- _Do this_
Go through the data below and copy it exactly, skipping every picture.

- _Extracted material_
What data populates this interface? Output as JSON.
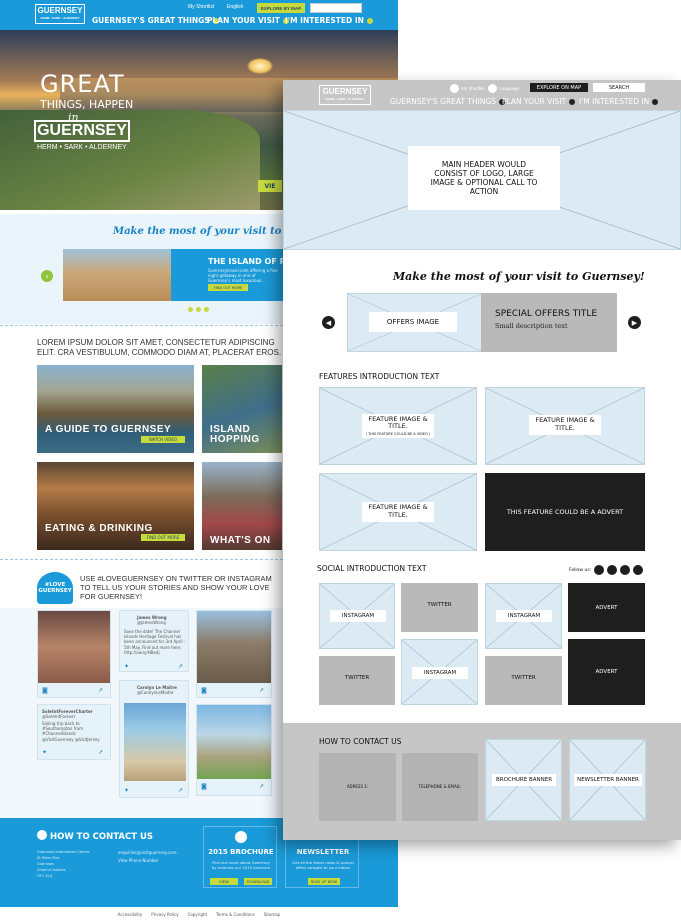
{
  "design": {
    "logo": {
      "name": "GUERNSEY",
      "sub": "HERM • SARK • ALDERNEY"
    },
    "utility": {
      "shortlist": "My Shortlist",
      "language": "English",
      "map": "EXPLORE BY MAP"
    },
    "nav": [
      "GUERNSEY'S GREAT THINGS",
      "PLAN YOUR VISIT",
      "I'M INTERESTED IN"
    ],
    "hero": {
      "line1": "GREAT",
      "line2": "THINGS, HAPPEN",
      "in": "in",
      "name": "GUERNSEY",
      "sub": "HERM • SARK • ALDERNEY",
      "cta": "VIE"
    },
    "script": "Make the most of your visit to Guernsey",
    "offer": {
      "title": "THE ISLAND OF RO",
      "text": "Guernseytravel.com offering a five night getaway in one of Guernsey's most luxurious...",
      "button": "FIND OUT MORE"
    },
    "intro": "LOREM IPSUM DOLOR SIT AMET, CONSECTETUR ADIPISCING ELIT. CRA VESTIBULUM, COMMODO DIAM AT, PLACERAT EROS.",
    "tiles": [
      {
        "caption": "A GUIDE TO GUERNSEY",
        "button": "WATCH VIDEO"
      },
      {
        "caption": "ISLAND HOPPING",
        "button": ""
      },
      {
        "caption": "EATING & DRINKING",
        "button": "FIND OUT MORE"
      },
      {
        "caption": "WHAT'S ON",
        "button": ""
      }
    ],
    "social": {
      "badge": "#LOVE GUERNSEY",
      "text": "USE #LOVEGUERNSEY ON TWITTER OR INSTAGRAM TO TELL US YOUR STORIES AND SHOW YOUR LOVE FOR GUERNSEY!"
    },
    "tweets": [
      {
        "name": "James Wrong",
        "handle": "@JamesWrong",
        "text": "Save the date! The Channel Islands Heritage Festival has been announced for 3rd April - 5th May. Find out more here: http://ow.ly/HBedj"
      },
      {
        "name": "SoletntForeverCharter",
        "handle": "@SoletntForever",
        "text": "Sailing trip back to #Southampton from #ChannelIslands @VisitGuernsey @VisitJersey"
      },
      {
        "name": "Carolyn Le Maitre",
        "handle": "@CarolynLeMaitre",
        "text": ""
      }
    ],
    "footer": {
      "contact_title": "HOW TO CONTACT US",
      "address": [
        "Guernsey Information Centre",
        "St Peter Port",
        "Guernsey",
        "Channel Islands",
        "GY1 2LQ"
      ],
      "email": "enquiries@visitguernsey.com",
      "phone": "View Phone Number",
      "brochure": {
        "title": "2015 BROCHURE",
        "text": "Find out more about Guernsey by ordering our 2015 brochure",
        "view": "VIEW",
        "download": "DOWNLOAD"
      },
      "newsletter": {
        "title": "NEWSLETTER",
        "text": "Get all the latest news & special offers straight to your inbox!",
        "button": "SIGN UP NOW"
      },
      "links": [
        "Accessibility",
        "Privacy Policy",
        "Copyright",
        "Terms & Conditions",
        "Sitemap"
      ]
    }
  },
  "wireframe": {
    "logo": {
      "name": "GUERNSEY",
      "sub": "HERM • SARK • ALDERNEY"
    },
    "utility": {
      "shortlist": "My Shortlist",
      "language": "Language",
      "map": "EXPLORE ON MAP",
      "search": "SEARCH"
    },
    "nav": [
      "GUERNSEY'S GREAT THINGS",
      "PLAN YOUR VISIT",
      "I'M INTERESTED IN"
    ],
    "header_note": "MAIN HEADER WOULD CONSIST OF LOGO, LARGE IMAGE & OPTIONAL CALL TO ACTION",
    "script": "Make the most of your visit to Guernsey!",
    "offers_image": "OFFERS IMAGE",
    "offer_title": "SPECIAL OFFERS TITLE",
    "offer_desc": "Small description text",
    "features_intro": "FEATURES INTRODUCTION TEXT",
    "feature_label": "FEATURE IMAGE & TITLE.",
    "feature_note": "( THIS FEATURE COULD BE A VIDEO )",
    "advert_feature": "THIS FEATURE COULD BE A ADVERT",
    "social_intro": "SOCIAL INTRODUCTION TEXT",
    "follow": "Follow us:",
    "social_cells": [
      "INSTAGRAM",
      "TWITTER",
      "INSTAGRAM",
      "ADVERT",
      "TWITTER",
      "INSTAGRAM",
      "TWITTER",
      "ADVERT"
    ],
    "contact_title": "HOW TO CONTACT US",
    "address": "ADRESS 1:",
    "telephone": "TELEPHONE & EMAIL:",
    "brochure": "BROCHURE BANNER",
    "newsletter": "NEWSLETTER BANNER"
  }
}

- _Task result_
What data populates this interface? Output as JSON.
{
  "design": {
    "logo": {
      "name": "GUERNSEY",
      "sub": "HERM • SARK • ALDERNEY"
    },
    "utility": {
      "shortlist": "My Shortlist",
      "language": "English",
      "map": "EXPLORE BY MAP"
    },
    "nav": [
      "GUERNSEY'S GREAT THINGS",
      "PLAN YOUR VISIT",
      "I'M INTERESTED IN"
    ],
    "hero": {
      "line1": "GREAT",
      "line2": "THINGS, HAPPEN",
      "in": "in",
      "name": "GUERNSEY",
      "sub": "HERM • SARK • ALDERNEY",
      "cta": "VIE"
    },
    "script": "Make the most of your visit to Guernsey",
    "offer": {
      "title": "THE ISLAND OF RO",
      "text": "Guernseytravel.com offering a five night getaway in one of Guernsey's most luxurious...",
      "button": "FIND OUT MORE"
    },
    "intro": "LOREM IPSUM DOLOR SIT AMET, CONSECTETUR ADIPISCING ELIT. CRA VESTIBULUM, COMMODO DIAM AT, PLACERAT EROS.",
    "tiles": [
      {
        "caption": "A GUIDE TO GUERNSEY",
        "button": "WATCH VIDEO"
      },
      {
        "caption": "ISLAND HOPPING",
        "button": ""
      },
      {
        "caption": "EATING & DRINKING",
        "button": "FIND OUT MORE"
      },
      {
        "caption": "WHAT'S ON",
        "button": ""
      }
    ],
    "social": {
      "badge": "#LOVE GUERNSEY",
      "text": "USE #LOVEGUERNSEY ON TWITTER OR INSTAGRAM TO TELL US YOUR STORIES AND SHOW YOUR LOVE FOR GUERNSEY!"
    },
    "tweets": [
      {
        "name": "James Wrong",
        "handle": "@JamesWrong",
        "text": "Save the date! The Channel Islands Heritage Festival has been announced for 3rd April - 5th May. Find out more here: http://ow.ly/HBedj"
      },
      {
        "name": "SoletntForeverCharter",
        "handle": "@SoletntForever",
        "text": "Sailing trip back to #Southampton from #ChannelIslands @VisitGuernsey @VisitJersey"
      },
      {
        "name": "Carolyn Le Maitre",
        "handle": "@CarolynLeMaitre",
        "text": ""
      }
    ],
    "footer": {
      "contact_title": "HOW TO CONTACT US",
      "address": [
        "Guernsey Information Centre",
        "St Peter Port",
        "Guernsey",
        "Channel Islands",
        "GY1 2LQ"
      ],
      "email": "enquiries@visitguernsey.com",
      "phone": "View Phone Number",
      "brochure": {
        "title": "2015 BROCHURE",
        "text": "Find out more about Guernsey by ordering our 2015 brochure",
        "view": "VIEW",
        "download": "DOWNLOAD"
      },
      "newsletter": {
        "title": "NEWSLETTER",
        "text": "Get all the latest news & special offers straight to your inbox!",
        "button": "SIGN UP NOW"
      },
      "links": [
        "Accessibility",
        "Privacy Policy",
        "Copyright",
        "Terms & Conditions",
        "Sitemap"
      ]
    }
  },
  "wireframe": {
    "logo": {
      "name": "GUERNSEY",
      "sub": "HERM • SARK • ALDERNEY"
    },
    "utility": {
      "shortlist": "My Shortlist",
      "language": "Language",
      "map": "EXPLORE ON MAP",
      "search": "SEARCH"
    },
    "nav": [
      "GUERNSEY'S GREAT THINGS",
      "PLAN YOUR VISIT",
      "I'M INTERESTED IN"
    ],
    "header_note": "MAIN HEADER WOULD CONSIST OF LOGO, LARGE IMAGE & OPTIONAL CALL TO ACTION",
    "script": "Make the most of your visit to Guernsey!",
    "offers_image": "OFFERS IMAGE",
    "offer_title": "SPECIAL OFFERS TITLE",
    "offer_desc": "Small description text",
    "features_intro": "FEATURES INTRODUCTION TEXT",
    "feature_label": "FEATURE IMAGE & TITLE.",
    "feature_note": "( THIS FEATURE COULD BE A VIDEO )",
    "advert_feature": "THIS FEATURE COULD BE A ADVERT",
    "social_intro": "SOCIAL INTRODUCTION TEXT",
    "follow": "Follow us:",
    "social_cells": [
      "INSTAGRAM",
      "TWITTER",
      "INSTAGRAM",
      "ADVERT",
      "TWITTER",
      "INSTAGRAM",
      "TWITTER",
      "ADVERT"
    ],
    "contact_title": "HOW TO CONTACT US",
    "address": "ADRESS 1:",
    "telephone": "TELEPHONE & EMAIL:",
    "brochure": "BROCHURE BANNER",
    "newsletter": "NEWSLETTER BANNER"
  }
}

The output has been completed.